=== RECORDED DATA ===
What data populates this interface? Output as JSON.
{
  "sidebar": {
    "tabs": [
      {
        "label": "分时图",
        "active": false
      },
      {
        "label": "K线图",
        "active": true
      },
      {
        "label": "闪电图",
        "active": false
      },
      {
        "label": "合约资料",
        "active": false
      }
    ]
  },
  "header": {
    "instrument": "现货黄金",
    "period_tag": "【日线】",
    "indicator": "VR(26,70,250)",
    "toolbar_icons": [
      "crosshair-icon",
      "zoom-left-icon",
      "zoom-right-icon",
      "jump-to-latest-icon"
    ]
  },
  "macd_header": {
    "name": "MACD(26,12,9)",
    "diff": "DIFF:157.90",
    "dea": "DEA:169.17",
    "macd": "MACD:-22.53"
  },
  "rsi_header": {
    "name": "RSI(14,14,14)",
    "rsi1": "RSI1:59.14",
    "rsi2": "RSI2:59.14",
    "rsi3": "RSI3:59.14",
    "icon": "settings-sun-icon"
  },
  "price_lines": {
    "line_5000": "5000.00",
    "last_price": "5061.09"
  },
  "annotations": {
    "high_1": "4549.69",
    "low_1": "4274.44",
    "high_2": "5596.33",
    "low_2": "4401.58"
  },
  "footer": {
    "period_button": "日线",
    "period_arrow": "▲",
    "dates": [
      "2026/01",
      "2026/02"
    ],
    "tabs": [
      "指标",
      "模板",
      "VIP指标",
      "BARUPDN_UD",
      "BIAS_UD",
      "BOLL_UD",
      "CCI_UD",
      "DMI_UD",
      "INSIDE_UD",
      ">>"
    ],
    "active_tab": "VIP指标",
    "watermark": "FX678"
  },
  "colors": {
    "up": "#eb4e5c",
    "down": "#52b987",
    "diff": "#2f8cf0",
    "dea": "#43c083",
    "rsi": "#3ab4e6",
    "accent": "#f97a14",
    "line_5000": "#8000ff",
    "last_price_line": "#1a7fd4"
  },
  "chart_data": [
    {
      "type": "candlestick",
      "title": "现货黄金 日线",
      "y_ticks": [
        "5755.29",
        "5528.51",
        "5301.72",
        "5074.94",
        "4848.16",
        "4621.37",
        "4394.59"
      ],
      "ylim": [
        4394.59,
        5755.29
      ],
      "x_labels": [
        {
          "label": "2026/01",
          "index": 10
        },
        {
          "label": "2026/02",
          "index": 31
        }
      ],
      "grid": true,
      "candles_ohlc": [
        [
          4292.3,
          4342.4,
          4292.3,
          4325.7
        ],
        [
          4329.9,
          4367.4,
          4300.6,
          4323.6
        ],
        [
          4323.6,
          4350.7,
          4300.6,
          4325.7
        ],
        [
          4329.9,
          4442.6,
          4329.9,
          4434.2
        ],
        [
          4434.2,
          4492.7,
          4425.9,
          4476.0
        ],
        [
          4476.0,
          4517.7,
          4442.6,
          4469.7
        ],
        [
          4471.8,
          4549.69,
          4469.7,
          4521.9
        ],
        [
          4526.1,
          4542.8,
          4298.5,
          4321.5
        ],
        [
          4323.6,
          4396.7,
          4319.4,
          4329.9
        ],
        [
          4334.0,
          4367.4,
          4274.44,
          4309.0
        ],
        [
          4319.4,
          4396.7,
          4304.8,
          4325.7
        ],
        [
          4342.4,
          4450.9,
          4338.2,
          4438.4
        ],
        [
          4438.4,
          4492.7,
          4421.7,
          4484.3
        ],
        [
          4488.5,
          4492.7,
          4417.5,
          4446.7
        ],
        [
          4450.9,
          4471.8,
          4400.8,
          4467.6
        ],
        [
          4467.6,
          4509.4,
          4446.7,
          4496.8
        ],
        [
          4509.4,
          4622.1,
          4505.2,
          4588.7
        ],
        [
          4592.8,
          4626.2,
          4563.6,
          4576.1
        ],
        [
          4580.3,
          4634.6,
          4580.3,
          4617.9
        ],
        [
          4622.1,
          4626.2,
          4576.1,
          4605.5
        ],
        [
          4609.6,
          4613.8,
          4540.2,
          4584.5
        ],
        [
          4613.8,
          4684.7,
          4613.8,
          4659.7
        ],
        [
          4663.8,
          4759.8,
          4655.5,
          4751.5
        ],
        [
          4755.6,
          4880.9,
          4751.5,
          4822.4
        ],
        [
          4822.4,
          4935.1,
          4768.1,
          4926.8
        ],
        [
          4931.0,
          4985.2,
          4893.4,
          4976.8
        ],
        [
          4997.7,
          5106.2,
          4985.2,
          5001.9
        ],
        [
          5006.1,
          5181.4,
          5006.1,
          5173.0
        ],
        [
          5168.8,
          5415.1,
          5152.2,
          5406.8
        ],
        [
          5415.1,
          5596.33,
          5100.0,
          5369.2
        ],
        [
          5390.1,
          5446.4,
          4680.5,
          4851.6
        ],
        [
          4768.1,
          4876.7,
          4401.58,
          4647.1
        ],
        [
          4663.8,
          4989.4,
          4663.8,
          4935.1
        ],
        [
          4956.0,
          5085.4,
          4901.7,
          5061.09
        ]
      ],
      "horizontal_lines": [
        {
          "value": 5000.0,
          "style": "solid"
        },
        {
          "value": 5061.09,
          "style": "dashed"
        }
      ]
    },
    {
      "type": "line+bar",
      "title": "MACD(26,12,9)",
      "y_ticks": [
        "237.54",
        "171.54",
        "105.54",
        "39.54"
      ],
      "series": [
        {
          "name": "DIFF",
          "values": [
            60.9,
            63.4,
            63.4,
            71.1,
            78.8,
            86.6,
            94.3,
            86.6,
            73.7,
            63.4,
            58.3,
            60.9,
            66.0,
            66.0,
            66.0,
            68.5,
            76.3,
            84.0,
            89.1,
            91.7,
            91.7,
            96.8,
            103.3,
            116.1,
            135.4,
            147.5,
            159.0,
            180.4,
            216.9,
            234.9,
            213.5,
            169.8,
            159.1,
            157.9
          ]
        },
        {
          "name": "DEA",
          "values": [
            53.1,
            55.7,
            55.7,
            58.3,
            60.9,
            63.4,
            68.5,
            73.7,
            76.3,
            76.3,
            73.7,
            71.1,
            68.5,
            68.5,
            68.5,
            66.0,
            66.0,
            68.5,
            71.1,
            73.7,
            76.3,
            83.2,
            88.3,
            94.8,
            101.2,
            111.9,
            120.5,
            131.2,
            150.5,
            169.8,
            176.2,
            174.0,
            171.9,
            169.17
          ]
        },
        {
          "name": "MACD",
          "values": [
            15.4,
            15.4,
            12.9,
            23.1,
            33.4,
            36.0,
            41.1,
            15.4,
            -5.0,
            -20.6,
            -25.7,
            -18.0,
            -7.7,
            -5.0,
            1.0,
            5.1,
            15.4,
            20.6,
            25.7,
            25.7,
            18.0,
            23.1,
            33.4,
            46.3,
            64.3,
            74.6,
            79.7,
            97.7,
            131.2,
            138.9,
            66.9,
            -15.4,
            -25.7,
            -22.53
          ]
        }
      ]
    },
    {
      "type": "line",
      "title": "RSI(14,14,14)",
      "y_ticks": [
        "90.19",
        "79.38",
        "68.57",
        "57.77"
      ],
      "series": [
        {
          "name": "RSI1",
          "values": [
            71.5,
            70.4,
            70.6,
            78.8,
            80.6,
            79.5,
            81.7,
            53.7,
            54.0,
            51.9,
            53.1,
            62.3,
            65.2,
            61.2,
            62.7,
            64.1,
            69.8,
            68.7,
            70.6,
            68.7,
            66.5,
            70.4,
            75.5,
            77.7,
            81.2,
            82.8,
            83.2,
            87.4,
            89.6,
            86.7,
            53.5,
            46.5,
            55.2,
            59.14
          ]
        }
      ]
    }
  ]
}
===
* **WHAT IS NEEDED**
Everything in the listing above should be restated exactly.

* **SOLUTION TO THIS TASK**
What data populates this interface? Output as JSON.
{
  "sidebar": {
    "tabs": [
      {
        "label": "分时图",
        "active": false
      },
      {
        "label": "K线图",
        "active": true
      },
      {
        "label": "闪电图",
        "active": false
      },
      {
        "label": "合约资料",
        "active": false
      }
    ]
  },
  "header": {
    "instrument": "现货黄金",
    "period_tag": "【日线】",
    "indicator": "VR(26,70,250)",
    "toolbar_icons": [
      "crosshair-icon",
      "zoom-left-icon",
      "zoom-right-icon",
      "jump-to-latest-icon"
    ]
  },
  "macd_header": {
    "name": "MACD(26,12,9)",
    "diff": "DIFF:157.90",
    "dea": "DEA:169.17",
    "macd": "MACD:-22.53"
  },
  "rsi_header": {
    "name": "RSI(14,14,14)",
    "rsi1": "RSI1:59.14",
    "rsi2": "RSI2:59.14",
    "rsi3": "RSI3:59.14",
    "icon": "settings-sun-icon"
  },
  "price_lines": {
    "line_5000": "5000.00",
    "last_price": "5061.09"
  },
  "annotations": {
    "high_1": "4549.69",
    "low_1": "4274.44",
    "high_2": "5596.33",
    "low_2": "4401.58"
  },
  "footer": {
    "period_button": "日线",
    "period_arrow": "▲",
    "dates": [
      "2026/01",
      "2026/02"
    ],
    "tabs": [
      "指标",
      "模板",
      "VIP指标",
      "BARUPDN_UD",
      "BIAS_UD",
      "BOLL_UD",
      "CCI_UD",
      "DMI_UD",
      "INSIDE_UD",
      ">>"
    ],
    "active_tab": "VIP指标",
    "watermark": "FX678"
  },
  "colors": {
    "up": "#eb4e5c",
    "down": "#52b987",
    "diff": "#2f8cf0",
    "dea": "#43c083",
    "rsi": "#3ab4e6",
    "accent": "#f97a14",
    "line_5000": "#8000ff",
    "last_price_line": "#1a7fd4"
  },
  "chart_data": [
    {
      "type": "candlestick",
      "title": "现货黄金 日线",
      "y_ticks": [
        "5755.29",
        "5528.51",
        "5301.72",
        "5074.94",
        "4848.16",
        "4621.37",
        "4394.59"
      ],
      "ylim": [
        4394.59,
        5755.29
      ],
      "x_labels": [
        {
          "label": "2026/01",
          "index": 10
        },
        {
          "label": "2026/02",
          "index": 31
        }
      ],
      "grid": true,
      "candles_ohlc": [
        [
          4292.3,
          4342.4,
          4292.3,
          4325.7
        ],
        [
          4329.9,
          4367.4,
          4300.6,
          4323.6
        ],
        [
          4323.6,
          4350.7,
          4300.6,
          4325.7
        ],
        [
          4329.9,
          4442.6,
          4329.9,
          4434.2
        ],
        [
          4434.2,
          4492.7,
          4425.9,
          4476.0
        ],
        [
          4476.0,
          4517.7,
          4442.6,
          4469.7
        ],
        [
          4471.8,
          4549.69,
          4469.7,
          4521.9
        ],
        [
          4526.1,
          4542.8,
          4298.5,
          4321.5
        ],
        [
          4323.6,
          4396.7,
          4319.4,
          4329.9
        ],
        [
          4334.0,
          4367.4,
          4274.44,
          4309.0
        ],
        [
          4319.4,
          4396.7,
          4304.8,
          4325.7
        ],
        [
          4342.4,
          4450.9,
          4338.2,
          4438.4
        ],
        [
          4438.4,
          4492.7,
          4421.7,
          4484.3
        ],
        [
          4488.5,
          4492.7,
          4417.5,
          4446.7
        ],
        [
          4450.9,
          4471.8,
          4400.8,
          4467.6
        ],
        [
          4467.6,
          4509.4,
          4446.7,
          4496.8
        ],
        [
          4509.4,
          4622.1,
          4505.2,
          4588.7
        ],
        [
          4592.8,
          4626.2,
          4563.6,
          4576.1
        ],
        [
          4580.3,
          4634.6,
          4580.3,
          4617.9
        ],
        [
          4622.1,
          4626.2,
          4576.1,
          4605.5
        ],
        [
          4609.6,
          4613.8,
          4540.2,
          4584.5
        ],
        [
          4613.8,
          4684.7,
          4613.8,
          4659.7
        ],
        [
          4663.8,
          4759.8,
          4655.5,
          4751.5
        ],
        [
          4755.6,
          4880.9,
          4751.5,
          4822.4
        ],
        [
          4822.4,
          4935.1,
          4768.1,
          4926.8
        ],
        [
          4931.0,
          4985.2,
          4893.4,
          4976.8
        ],
        [
          4997.7,
          5106.2,
          4985.2,
          5001.9
        ],
        [
          5006.1,
          5181.4,
          5006.1,
          5173.0
        ],
        [
          5168.8,
          5415.1,
          5152.2,
          5406.8
        ],
        [
          5415.1,
          5596.33,
          5100.0,
          5369.2
        ],
        [
          5390.1,
          5446.4,
          4680.5,
          4851.6
        ],
        [
          4768.1,
          4876.7,
          4401.58,
          4647.1
        ],
        [
          4663.8,
          4989.4,
          4663.8,
          4935.1
        ],
        [
          4956.0,
          5085.4,
          4901.7,
          5061.09
        ]
      ],
      "horizontal_lines": [
        {
          "value": 5000.0,
          "style": "solid"
        },
        {
          "value": 5061.09,
          "style": "dashed"
        }
      ]
    },
    {
      "type": "line+bar",
      "title": "MACD(26,12,9)",
      "y_ticks": [
        "237.54",
        "171.54",
        "105.54",
        "39.54"
      ],
      "series": [
        {
          "name": "DIFF",
          "values": [
            60.9,
            63.4,
            63.4,
            71.1,
            78.8,
            86.6,
            94.3,
            86.6,
            73.7,
            63.4,
            58.3,
            60.9,
            66.0,
            66.0,
            66.0,
            68.5,
            76.3,
            84.0,
            89.1,
            91.7,
            91.7,
            96.8,
            103.3,
            116.1,
            135.4,
            147.5,
            159.0,
            180.4,
            216.9,
            234.9,
            213.5,
            169.8,
            159.1,
            157.9
          ]
        },
        {
          "name": "DEA",
          "values": [
            53.1,
            55.7,
            55.7,
            58.3,
            60.9,
            63.4,
            68.5,
            73.7,
            76.3,
            76.3,
            73.7,
            71.1,
            68.5,
            68.5,
            68.5,
            66.0,
            66.0,
            68.5,
            71.1,
            73.7,
            76.3,
            83.2,
            88.3,
            94.8,
            101.2,
            111.9,
            120.5,
            131.2,
            150.5,
            169.8,
            176.2,
            174.0,
            171.9,
            169.17
          ]
        },
        {
          "name": "MACD",
          "values": [
            15.4,
            15.4,
            12.9,
            23.1,
            33.4,
            36.0,
            41.1,
            15.4,
            -5.0,
            -20.6,
            -25.7,
            -18.0,
            -7.7,
            -5.0,
            1.0,
            5.1,
            15.4,
            20.6,
            25.7,
            25.7,
            18.0,
            23.1,
            33.4,
            46.3,
            64.3,
            74.6,
            79.7,
            97.7,
            131.2,
            138.9,
            66.9,
            -15.4,
            -25.7,
            -22.53
          ]
        }
      ]
    },
    {
      "type": "line",
      "title": "RSI(14,14,14)",
      "y_ticks": [
        "90.19",
        "79.38",
        "68.57",
        "57.77"
      ],
      "series": [
        {
          "name": "RSI1",
          "values": [
            71.5,
            70.4,
            70.6,
            78.8,
            80.6,
            79.5,
            81.7,
            53.7,
            54.0,
            51.9,
            53.1,
            62.3,
            65.2,
            61.2,
            62.7,
            64.1,
            69.8,
            68.7,
            70.6,
            68.7,
            66.5,
            70.4,
            75.5,
            77.7,
            81.2,
            82.8,
            83.2,
            87.4,
            89.6,
            86.7,
            53.5,
            46.5,
            55.2,
            59.14
          ]
        }
      ]
    }
  ]
}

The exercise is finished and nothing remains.